▸ Task 1
Print the email about partition QoS, starting at the words "PartitionName=cloud Nodes=node[1-6] Default=YES" and ending after "on the QoS?".
▸ Task 2
In the email about partition QoS, what DefaultTime does the example partition definition set?
▸ Task 3
Go on with the email about partition QoS from where it stops.

*** Document segment ***

Hi Paddy,

Why don't you add new QoS's and add them as partition QoS for each
partition, and then set the defaults on those partition QoS?

Like

sacctmgr add qos cloud

PartitionName=cloud Nodes=node[1-6] Default=YES MaxTime=30-0
DefaultTime=0:10:0 State=DOWN  QoS=cloud

That way you could have different QoS names for all the partitions across
all of your clusters, and set the limits on the QoS?

Sean

--
Sean Crosby | Senior DevOpsHPC Engineer and HPC Team Lead
Research Computing Services | Business Services
The University of Melbourne, Victoria 3010 Australia



On Sat, 20 Jun 2020 at 07:24, Paddy Doyle <pa...@tchpc.tcd.ie> wrote:

> UoM notice: External email. Be cautious of links, attachments, or
> impersonation attempts.
>
> Hi all,
>
> I've been trying to understand how to properly set a limit on the number of
> cores a user (or an association is fine either) can have in use at any one
> time.
>
> Ideally, I'd like to be able to set a default value once for the cluster,
> and then have it inherit down to lots of associations and users. And there
> are multiple clusters that need such a limit.

*** End of Document segment ***
*** Dataset content ***

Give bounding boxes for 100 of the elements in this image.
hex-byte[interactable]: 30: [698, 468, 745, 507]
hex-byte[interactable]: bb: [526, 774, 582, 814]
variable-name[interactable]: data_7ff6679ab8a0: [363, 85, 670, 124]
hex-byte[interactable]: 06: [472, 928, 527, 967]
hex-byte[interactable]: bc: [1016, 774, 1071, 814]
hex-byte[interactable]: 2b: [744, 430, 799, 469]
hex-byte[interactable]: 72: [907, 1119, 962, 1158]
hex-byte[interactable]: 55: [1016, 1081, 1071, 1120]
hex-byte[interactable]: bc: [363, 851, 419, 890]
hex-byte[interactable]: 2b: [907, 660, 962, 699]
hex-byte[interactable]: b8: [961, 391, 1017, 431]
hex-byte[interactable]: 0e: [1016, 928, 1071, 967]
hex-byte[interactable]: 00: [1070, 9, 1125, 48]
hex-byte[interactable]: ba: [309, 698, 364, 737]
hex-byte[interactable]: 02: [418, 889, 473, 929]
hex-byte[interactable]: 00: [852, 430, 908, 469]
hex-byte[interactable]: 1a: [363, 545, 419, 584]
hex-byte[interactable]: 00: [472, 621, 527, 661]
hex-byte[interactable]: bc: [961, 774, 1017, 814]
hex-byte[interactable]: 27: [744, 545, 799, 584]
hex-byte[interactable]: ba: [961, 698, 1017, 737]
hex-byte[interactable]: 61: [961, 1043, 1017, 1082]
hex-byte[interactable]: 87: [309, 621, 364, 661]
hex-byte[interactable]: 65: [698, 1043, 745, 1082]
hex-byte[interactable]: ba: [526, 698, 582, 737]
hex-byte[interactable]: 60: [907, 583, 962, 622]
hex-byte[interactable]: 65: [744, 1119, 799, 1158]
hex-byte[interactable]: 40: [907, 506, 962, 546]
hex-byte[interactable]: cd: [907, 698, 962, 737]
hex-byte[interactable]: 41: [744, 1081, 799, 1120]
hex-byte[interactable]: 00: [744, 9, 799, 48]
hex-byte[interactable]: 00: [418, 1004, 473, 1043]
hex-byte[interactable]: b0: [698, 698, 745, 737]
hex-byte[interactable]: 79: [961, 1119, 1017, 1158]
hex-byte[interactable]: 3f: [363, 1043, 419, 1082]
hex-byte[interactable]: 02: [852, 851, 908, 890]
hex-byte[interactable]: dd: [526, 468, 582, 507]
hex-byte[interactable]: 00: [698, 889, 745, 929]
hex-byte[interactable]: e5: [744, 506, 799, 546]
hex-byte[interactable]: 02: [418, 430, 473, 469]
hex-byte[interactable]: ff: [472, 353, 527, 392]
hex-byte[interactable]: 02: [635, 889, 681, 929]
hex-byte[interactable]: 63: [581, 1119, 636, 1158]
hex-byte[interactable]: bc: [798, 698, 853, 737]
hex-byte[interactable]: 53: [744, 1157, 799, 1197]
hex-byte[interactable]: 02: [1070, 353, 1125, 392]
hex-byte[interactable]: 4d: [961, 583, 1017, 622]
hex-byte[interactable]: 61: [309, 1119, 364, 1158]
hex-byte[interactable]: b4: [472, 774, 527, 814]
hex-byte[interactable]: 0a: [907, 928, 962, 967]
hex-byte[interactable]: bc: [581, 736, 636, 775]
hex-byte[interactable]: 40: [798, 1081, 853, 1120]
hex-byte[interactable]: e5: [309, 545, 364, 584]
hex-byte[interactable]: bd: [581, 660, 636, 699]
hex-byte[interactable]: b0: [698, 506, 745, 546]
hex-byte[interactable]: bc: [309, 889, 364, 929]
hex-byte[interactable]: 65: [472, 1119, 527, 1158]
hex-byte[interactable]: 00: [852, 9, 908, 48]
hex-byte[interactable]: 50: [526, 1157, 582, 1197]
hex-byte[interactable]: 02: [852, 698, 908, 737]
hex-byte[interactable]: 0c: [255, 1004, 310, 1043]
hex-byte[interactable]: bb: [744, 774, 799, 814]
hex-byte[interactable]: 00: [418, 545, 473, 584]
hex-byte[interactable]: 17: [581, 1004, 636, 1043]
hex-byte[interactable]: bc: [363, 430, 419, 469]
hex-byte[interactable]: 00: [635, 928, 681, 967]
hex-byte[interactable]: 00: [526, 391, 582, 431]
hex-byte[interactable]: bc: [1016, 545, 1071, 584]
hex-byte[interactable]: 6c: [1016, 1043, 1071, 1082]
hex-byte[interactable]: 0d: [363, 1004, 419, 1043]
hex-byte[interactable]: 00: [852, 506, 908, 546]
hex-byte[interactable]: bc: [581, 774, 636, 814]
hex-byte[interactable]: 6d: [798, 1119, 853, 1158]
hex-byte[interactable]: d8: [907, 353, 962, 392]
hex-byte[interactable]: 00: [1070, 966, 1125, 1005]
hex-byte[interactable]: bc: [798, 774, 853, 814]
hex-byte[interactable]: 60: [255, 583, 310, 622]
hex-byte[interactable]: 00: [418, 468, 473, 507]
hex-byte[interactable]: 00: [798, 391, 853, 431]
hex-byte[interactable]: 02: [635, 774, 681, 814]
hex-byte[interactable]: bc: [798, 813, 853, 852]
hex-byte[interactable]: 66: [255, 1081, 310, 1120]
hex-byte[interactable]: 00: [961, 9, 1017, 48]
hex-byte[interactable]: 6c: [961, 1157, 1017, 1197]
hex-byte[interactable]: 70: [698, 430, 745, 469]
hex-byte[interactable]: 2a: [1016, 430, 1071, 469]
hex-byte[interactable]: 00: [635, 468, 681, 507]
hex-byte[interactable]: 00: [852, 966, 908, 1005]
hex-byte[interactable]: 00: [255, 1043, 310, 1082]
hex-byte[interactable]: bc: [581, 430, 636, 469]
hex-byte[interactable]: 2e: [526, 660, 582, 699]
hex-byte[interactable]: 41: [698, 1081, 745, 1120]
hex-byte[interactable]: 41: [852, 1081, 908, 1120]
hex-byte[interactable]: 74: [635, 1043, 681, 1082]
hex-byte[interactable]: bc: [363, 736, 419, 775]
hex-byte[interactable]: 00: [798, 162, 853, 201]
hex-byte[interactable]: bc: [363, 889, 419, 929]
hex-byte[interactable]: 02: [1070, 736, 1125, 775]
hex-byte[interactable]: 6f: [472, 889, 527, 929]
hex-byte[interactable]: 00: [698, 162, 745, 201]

*** End of Dataset content ***

▸ Final answer 1
PartitionName=cloud Nodes=node[1-6] Default=YES MaxTime=30-0
DefaultTime=0:10:0 State=DOWN  QoS=cloud

That way you could have different QoS names for all the partitions across
all of your clusters, and set the limits on the QoS?

▸ Final answer 2
0:10:0

▸ Final answer 3
>
> Our setup has a single shared Slurmdbd, with multiple clusters connected
> back to it (I think that's important for QOS-based solutions).
>
> Most of the previous mails about this on the list (I know it's come up many
> times before) talk about QOS-based solutions, but the problem is that the
> QOS limits are global across all clusters, and so we can't use them like
> that.
>
> I've tried lots of different sacctmgr options on a test cluster, and can't
> seem to get it right. Any help would be really appreciated!
>
>
> I'll go through what I've tried:
>
>
> MaxJobs: this is not right, as it limits the jobs, not the number of cores.
> So a user can have lots of high-core-count jobs.
>
>
>   sacctmgr update qos normal set maxtresperuser=cpu=32
>
> That will work.. except that QOS is global across all of the
> slurmdbd-connected clusters. So unless every cluster is of the same size
> and the policies need to be the same, it won't work in practice.
>
>
>   sacctmgr update account cluster=C1 set MaxTRES=cpu=32 where account=A1
>
> That limit is per-job, not per user.
>
>
>   sacctmgr update account cluster=C1  set GrpTRES=cpu=32
>
> That limits a max of 32 cores in use over the entire cluster, so that's not
> right.
>
>
>   sacctmgr update account cluster=C1  set GrpTRES=cpu=32 where account=A1
>
> That will work alright for *that* account.
>
> But the idea of having to do this for many 10s of accounts doesn't leave me
> too happy. And we would have to make it part of a new account workflow. And
> any future policy changes would have to be reset individually for all
> existing accounts.
>
>
> Is there some other way that I've missed?
>
> Thanks!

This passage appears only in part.